THE PROBLEM » Only lines with the word "xlabel" are needed; collect each of them from the listing below.

(Extracted data entries)
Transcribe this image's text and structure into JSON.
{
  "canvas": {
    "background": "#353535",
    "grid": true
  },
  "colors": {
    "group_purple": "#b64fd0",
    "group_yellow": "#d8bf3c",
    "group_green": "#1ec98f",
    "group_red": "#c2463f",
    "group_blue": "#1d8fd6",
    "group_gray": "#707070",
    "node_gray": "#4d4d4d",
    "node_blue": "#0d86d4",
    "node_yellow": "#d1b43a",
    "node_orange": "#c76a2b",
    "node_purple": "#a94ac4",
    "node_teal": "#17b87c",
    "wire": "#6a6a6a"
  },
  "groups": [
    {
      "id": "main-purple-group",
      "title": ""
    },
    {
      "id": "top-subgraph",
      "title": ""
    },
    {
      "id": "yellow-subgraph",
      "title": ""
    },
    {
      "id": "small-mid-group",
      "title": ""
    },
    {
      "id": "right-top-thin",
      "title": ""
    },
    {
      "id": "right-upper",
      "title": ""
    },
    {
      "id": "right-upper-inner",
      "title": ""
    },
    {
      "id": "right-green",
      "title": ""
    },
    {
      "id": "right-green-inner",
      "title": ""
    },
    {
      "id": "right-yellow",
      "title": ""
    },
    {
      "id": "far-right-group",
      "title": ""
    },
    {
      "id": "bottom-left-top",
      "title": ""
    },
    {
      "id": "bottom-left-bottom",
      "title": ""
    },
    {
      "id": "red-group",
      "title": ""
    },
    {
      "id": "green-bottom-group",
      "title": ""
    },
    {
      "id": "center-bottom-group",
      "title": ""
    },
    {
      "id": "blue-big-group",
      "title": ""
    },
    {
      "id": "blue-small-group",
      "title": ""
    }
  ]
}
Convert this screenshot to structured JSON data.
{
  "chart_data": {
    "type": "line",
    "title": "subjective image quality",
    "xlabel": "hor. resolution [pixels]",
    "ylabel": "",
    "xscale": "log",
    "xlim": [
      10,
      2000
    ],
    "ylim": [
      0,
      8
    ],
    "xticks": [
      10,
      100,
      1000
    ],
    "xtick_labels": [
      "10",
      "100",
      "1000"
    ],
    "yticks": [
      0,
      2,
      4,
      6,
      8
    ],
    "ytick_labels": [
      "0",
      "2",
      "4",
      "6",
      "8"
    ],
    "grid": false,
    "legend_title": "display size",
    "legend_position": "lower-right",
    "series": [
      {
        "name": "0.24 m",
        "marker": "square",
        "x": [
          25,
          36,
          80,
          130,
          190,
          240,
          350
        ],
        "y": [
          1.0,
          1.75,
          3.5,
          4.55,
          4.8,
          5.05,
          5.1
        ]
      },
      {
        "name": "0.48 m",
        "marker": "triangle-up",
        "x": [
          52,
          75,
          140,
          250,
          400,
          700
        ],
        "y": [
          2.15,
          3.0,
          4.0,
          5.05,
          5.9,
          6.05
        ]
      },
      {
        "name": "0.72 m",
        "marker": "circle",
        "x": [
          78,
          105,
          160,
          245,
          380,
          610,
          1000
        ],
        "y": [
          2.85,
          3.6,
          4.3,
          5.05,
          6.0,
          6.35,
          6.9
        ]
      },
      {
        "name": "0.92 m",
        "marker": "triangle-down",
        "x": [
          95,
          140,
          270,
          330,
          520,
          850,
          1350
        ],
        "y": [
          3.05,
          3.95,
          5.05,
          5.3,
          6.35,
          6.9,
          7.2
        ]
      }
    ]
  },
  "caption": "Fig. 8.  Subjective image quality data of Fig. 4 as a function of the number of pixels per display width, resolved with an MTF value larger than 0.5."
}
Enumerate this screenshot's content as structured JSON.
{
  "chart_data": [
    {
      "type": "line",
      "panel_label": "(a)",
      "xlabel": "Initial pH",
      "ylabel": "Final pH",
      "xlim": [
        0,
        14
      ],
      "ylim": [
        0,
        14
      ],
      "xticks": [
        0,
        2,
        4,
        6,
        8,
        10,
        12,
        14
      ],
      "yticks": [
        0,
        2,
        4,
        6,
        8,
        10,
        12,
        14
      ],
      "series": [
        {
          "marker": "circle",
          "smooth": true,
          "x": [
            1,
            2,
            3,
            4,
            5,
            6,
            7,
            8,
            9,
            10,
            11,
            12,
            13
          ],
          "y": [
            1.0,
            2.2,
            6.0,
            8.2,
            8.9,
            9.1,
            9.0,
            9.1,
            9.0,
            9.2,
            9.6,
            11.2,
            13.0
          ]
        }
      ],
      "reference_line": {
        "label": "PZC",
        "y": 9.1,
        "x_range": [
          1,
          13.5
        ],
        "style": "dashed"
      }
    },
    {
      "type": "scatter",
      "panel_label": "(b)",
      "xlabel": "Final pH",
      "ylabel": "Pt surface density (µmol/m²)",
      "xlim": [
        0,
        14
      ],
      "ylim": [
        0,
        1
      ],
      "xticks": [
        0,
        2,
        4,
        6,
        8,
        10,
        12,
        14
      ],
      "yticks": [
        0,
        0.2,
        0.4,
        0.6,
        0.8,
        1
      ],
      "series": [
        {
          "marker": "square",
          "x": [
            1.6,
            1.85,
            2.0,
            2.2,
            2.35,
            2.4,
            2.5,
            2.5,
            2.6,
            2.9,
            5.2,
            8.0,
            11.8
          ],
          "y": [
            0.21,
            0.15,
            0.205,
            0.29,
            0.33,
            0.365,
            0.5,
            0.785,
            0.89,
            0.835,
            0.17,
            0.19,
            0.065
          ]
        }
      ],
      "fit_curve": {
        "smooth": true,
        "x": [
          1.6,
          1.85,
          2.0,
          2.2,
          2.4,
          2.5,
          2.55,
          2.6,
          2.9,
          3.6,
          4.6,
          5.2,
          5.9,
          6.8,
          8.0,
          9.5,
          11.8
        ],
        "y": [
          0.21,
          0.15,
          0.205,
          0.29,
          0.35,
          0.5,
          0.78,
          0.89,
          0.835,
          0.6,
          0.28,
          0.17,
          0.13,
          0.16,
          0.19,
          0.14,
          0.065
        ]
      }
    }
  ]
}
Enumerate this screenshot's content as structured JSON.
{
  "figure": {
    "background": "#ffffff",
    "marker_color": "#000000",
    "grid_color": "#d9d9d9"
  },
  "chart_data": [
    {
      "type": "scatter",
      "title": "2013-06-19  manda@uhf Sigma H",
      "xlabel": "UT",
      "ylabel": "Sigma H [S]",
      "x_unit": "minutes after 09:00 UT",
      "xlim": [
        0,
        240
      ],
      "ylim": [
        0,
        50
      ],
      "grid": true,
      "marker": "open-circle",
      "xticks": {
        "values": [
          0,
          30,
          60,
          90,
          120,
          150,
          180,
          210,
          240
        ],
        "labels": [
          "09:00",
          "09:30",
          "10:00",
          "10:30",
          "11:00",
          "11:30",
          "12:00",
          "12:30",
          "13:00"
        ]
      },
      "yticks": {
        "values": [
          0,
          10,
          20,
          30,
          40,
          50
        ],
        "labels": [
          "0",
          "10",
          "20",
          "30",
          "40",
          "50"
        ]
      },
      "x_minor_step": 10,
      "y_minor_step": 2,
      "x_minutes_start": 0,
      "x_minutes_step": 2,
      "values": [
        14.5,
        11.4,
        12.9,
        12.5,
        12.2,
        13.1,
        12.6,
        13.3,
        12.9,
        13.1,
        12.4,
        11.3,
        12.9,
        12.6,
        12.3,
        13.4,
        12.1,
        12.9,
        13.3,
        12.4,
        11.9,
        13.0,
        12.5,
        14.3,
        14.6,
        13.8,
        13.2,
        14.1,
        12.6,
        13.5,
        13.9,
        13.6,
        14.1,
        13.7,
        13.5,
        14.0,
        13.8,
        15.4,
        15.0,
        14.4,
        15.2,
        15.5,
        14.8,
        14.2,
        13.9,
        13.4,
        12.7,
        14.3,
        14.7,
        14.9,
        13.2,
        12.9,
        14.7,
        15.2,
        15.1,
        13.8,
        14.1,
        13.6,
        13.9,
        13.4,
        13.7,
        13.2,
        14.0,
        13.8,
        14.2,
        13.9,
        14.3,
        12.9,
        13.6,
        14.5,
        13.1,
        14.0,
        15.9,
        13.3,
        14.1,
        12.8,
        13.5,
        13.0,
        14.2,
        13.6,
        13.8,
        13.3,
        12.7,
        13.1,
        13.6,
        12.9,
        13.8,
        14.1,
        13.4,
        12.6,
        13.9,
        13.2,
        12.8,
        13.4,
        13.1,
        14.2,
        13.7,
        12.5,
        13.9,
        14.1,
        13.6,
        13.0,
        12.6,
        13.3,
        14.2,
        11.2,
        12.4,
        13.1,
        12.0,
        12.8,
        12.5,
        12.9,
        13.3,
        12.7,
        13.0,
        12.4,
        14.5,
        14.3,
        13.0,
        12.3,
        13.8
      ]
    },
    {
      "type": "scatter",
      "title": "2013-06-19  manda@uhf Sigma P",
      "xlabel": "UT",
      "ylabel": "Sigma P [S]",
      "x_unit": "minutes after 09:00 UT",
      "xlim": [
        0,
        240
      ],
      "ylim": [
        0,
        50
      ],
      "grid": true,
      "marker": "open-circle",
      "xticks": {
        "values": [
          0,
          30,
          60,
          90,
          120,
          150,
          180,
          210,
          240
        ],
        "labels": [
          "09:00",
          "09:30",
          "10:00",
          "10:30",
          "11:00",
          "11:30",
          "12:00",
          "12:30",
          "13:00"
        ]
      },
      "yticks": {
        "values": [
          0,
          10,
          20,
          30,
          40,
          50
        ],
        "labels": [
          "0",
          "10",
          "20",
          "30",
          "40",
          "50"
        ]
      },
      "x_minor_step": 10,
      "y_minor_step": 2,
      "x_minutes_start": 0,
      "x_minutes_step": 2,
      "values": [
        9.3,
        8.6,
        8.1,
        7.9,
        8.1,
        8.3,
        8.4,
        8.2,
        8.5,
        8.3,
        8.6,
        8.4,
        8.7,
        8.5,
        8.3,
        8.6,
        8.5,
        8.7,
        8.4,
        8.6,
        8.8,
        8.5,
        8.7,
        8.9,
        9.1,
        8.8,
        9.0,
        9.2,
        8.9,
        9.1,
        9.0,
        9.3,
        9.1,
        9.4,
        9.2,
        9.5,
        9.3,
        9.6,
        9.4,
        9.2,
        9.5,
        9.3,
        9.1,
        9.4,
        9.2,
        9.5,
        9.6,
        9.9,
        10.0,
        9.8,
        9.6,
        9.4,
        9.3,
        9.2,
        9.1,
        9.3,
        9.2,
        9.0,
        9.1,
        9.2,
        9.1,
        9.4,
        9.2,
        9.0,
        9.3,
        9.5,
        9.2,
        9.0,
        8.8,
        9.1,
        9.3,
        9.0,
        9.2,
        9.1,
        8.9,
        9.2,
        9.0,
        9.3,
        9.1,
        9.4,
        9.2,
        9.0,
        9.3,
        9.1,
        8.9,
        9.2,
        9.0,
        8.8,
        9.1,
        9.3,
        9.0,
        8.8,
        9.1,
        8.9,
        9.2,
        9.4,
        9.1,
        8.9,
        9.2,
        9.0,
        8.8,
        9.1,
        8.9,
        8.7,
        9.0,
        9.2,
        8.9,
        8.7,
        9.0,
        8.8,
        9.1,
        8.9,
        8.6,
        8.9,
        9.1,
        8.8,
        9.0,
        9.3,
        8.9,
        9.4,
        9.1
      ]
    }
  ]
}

FINAL RESULT »
    "xlabel": "hor. resolution [pixels]",
      "xlabel": "Initial pH",
      "xlabel": "Final pH",
      "xlabel": "UT",
      "xlabel": "UT",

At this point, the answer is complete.